Task requirements :: Look for the word "VIIIд" in the entries below, then copy every line that has it.

Records from a data source:
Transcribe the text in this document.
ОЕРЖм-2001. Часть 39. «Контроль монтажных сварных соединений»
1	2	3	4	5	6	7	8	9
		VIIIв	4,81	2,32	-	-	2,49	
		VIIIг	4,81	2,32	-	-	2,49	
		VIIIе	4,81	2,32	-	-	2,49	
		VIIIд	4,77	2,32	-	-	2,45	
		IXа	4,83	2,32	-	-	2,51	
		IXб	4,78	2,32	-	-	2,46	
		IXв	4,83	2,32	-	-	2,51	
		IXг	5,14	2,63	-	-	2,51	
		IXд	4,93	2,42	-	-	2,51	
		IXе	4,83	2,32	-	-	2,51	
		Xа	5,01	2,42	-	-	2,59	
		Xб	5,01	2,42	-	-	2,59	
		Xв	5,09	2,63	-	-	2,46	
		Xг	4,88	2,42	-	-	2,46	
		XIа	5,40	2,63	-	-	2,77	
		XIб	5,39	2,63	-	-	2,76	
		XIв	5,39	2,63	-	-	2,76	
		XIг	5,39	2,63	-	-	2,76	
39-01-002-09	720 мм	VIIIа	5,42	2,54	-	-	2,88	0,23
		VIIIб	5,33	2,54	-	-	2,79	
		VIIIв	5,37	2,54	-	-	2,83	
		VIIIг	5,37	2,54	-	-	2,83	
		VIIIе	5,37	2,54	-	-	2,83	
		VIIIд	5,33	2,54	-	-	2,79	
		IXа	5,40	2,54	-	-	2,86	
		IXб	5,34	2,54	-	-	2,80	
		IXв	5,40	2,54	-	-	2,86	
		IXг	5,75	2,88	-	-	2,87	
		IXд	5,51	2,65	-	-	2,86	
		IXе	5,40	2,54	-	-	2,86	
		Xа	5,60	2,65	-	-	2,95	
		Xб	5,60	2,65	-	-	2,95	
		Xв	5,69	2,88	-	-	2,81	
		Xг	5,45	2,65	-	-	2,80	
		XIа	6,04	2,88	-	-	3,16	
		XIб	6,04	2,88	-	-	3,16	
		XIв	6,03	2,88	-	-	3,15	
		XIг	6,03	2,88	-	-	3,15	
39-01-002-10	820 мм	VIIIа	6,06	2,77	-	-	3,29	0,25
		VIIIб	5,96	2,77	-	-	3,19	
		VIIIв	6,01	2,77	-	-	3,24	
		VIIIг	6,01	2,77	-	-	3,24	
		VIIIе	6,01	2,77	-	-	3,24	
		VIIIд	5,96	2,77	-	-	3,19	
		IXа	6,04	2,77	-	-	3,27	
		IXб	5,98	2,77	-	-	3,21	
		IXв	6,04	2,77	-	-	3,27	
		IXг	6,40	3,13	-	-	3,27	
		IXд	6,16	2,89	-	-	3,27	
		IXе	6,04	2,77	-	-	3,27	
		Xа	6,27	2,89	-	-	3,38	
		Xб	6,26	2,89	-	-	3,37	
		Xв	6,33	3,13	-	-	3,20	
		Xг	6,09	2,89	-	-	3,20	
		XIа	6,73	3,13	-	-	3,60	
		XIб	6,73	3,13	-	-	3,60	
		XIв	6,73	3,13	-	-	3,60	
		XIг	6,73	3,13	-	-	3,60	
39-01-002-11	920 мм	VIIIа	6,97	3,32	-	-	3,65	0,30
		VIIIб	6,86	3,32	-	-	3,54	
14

Task result ::
		VIIIд	4,77	2,32	-	-	2,45	
		VIIIд	5,33	2,54	-	-	2,79	
		VIIIд	5,96	2,77	-	-	3,19	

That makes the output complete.